WHAT YOU ARE ASKED TO DO: Copy each line of the records below that has "componente" in it.

==== GIVEN DATA ====

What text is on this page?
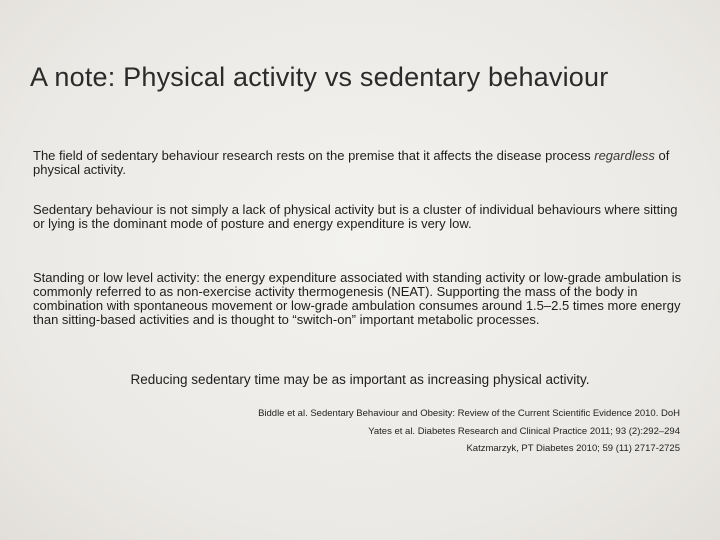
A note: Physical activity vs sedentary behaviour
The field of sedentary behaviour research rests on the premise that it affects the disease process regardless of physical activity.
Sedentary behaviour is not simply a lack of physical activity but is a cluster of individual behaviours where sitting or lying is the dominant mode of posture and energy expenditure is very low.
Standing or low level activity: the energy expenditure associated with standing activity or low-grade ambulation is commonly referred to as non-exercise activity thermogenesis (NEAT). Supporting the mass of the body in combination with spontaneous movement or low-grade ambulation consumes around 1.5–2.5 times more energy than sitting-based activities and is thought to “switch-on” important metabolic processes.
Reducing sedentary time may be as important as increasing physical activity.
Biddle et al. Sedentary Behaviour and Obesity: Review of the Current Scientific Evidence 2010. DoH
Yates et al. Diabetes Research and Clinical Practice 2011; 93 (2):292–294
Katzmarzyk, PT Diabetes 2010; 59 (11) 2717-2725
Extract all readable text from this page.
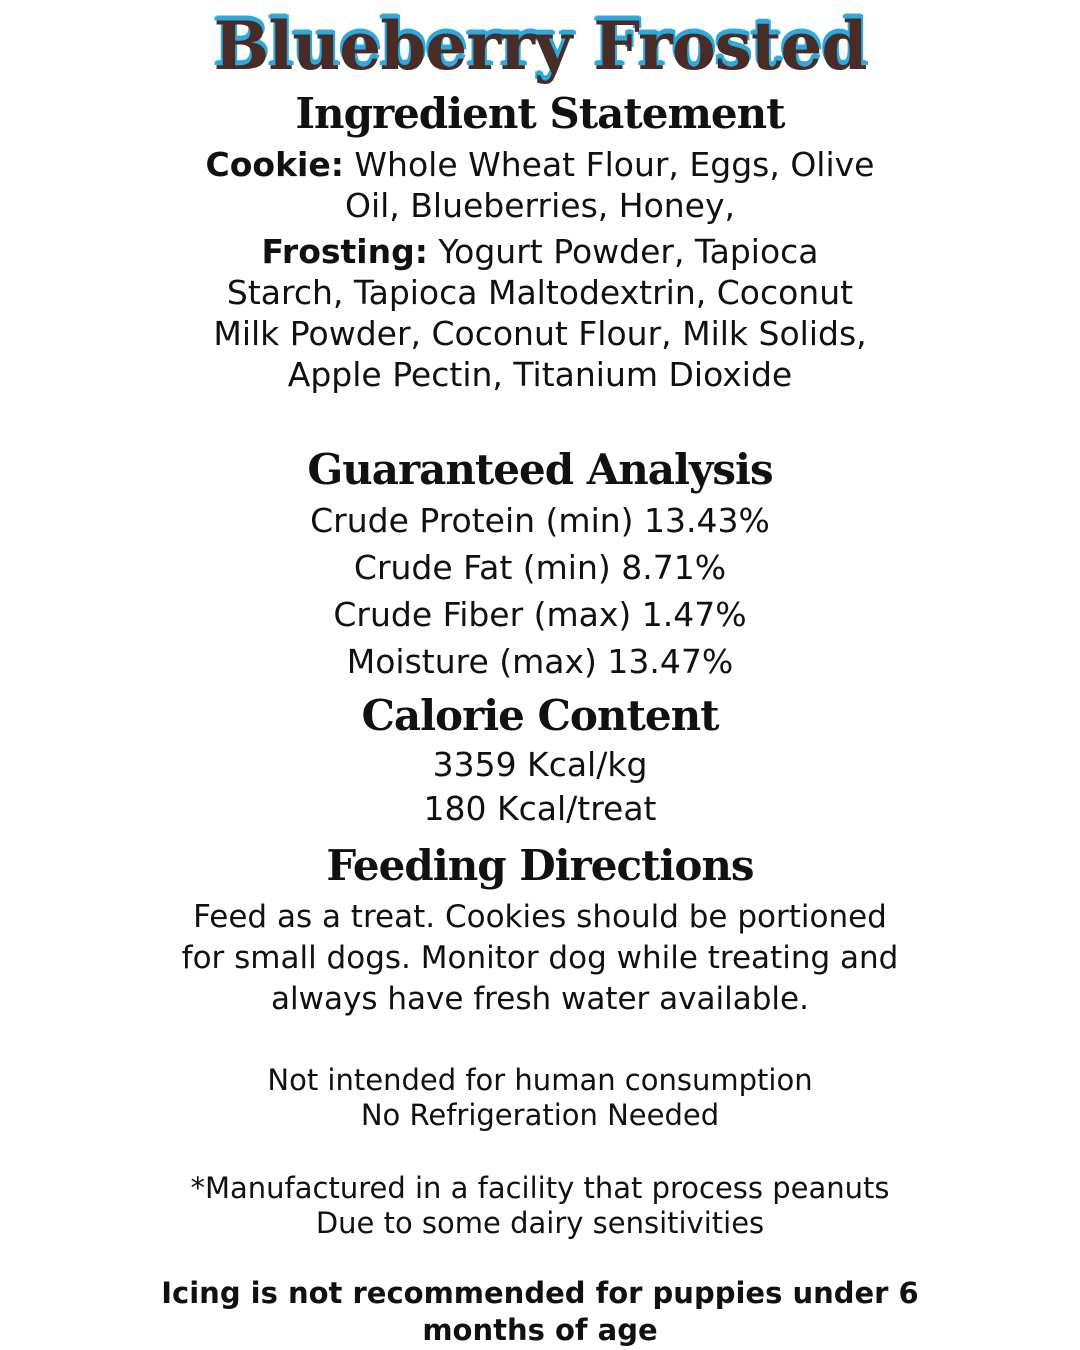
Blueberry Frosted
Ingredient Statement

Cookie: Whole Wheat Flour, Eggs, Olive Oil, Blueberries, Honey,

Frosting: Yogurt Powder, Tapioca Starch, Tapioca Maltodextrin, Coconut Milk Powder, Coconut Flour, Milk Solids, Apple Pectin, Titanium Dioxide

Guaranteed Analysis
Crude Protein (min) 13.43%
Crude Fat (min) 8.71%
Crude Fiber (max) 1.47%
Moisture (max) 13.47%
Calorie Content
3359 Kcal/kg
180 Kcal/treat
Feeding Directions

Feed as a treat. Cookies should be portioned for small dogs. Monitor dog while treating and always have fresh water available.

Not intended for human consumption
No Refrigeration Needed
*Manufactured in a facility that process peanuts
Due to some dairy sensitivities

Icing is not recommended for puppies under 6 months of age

====
==== GIVEN DATA ====

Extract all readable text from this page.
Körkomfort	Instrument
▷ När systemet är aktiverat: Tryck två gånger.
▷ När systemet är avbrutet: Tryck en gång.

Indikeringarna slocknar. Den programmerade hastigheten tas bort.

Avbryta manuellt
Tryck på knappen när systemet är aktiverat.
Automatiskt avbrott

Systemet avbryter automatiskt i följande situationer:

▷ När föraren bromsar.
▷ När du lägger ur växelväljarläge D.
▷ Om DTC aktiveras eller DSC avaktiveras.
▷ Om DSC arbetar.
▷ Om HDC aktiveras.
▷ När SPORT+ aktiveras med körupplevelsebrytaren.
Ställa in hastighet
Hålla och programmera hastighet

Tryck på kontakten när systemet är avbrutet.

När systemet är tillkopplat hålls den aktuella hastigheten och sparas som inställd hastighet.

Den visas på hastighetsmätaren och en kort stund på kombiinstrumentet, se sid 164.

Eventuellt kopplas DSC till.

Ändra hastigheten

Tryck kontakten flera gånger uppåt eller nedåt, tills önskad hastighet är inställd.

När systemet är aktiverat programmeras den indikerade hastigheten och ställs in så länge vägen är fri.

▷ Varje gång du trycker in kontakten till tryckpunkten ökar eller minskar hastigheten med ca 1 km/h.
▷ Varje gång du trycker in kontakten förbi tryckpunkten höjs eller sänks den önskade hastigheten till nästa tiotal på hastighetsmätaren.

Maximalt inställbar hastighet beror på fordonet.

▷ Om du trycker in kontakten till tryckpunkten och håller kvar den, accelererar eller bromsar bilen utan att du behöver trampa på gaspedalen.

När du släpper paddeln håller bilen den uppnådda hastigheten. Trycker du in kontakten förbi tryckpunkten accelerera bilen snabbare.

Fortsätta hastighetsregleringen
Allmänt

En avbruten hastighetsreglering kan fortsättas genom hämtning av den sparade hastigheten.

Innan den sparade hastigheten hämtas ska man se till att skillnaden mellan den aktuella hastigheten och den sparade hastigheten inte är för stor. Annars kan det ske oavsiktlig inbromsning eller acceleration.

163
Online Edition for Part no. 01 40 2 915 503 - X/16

====
==== GIVEN DATA ====

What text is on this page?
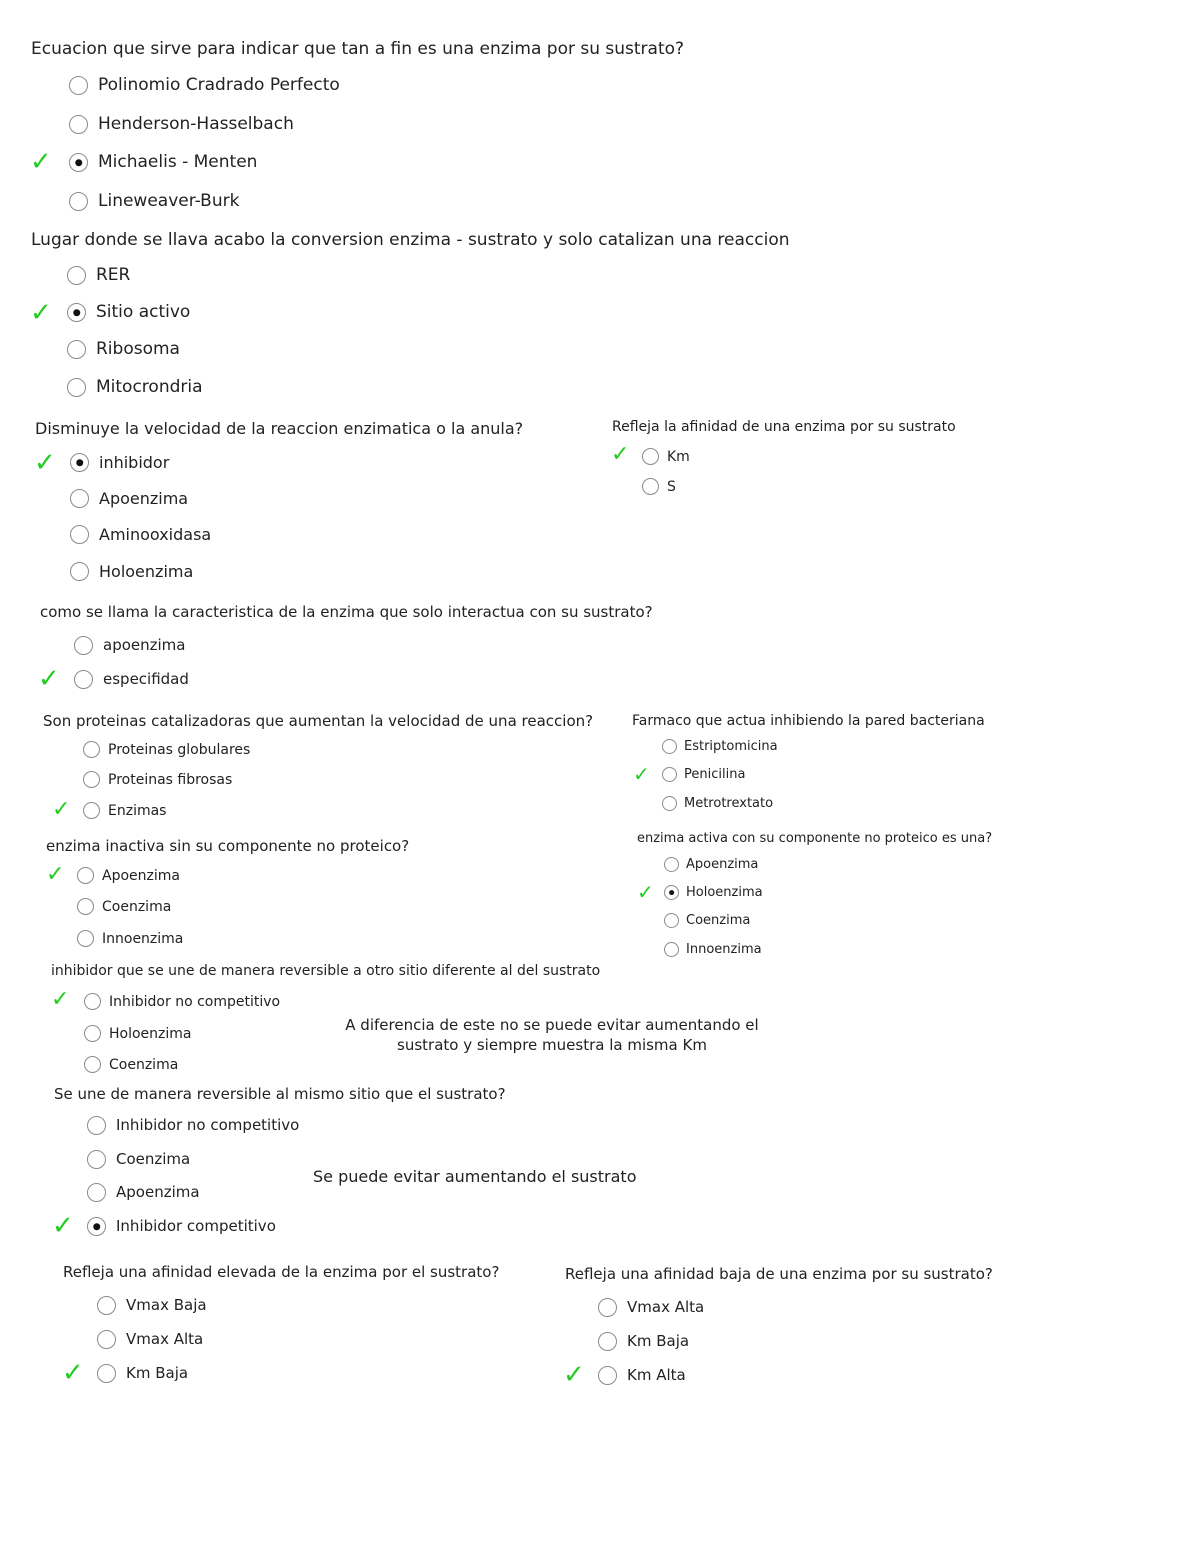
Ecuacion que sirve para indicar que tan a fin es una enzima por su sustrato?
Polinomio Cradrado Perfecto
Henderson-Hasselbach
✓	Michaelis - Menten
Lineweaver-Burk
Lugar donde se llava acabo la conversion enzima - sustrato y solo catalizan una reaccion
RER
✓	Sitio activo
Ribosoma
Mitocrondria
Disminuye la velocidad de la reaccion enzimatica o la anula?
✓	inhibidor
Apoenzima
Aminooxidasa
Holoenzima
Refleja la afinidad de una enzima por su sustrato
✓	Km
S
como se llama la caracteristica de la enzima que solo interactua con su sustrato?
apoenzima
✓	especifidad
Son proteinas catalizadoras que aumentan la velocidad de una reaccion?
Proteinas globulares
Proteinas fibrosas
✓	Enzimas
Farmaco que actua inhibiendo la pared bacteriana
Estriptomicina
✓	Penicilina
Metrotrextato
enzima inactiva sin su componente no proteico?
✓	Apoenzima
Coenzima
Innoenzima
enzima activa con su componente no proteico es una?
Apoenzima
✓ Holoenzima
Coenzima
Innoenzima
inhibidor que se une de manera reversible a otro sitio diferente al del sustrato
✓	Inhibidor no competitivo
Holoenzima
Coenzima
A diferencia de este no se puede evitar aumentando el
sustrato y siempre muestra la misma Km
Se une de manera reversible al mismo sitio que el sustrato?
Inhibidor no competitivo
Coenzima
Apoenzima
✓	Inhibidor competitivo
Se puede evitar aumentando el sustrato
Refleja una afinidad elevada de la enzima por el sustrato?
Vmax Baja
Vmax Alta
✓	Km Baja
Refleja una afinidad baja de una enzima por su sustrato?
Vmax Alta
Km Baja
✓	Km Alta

====

EXPECTED OUTPUT:
enzima inactiva sin su componente no proteico?
enzima activa con su componente no proteico es una?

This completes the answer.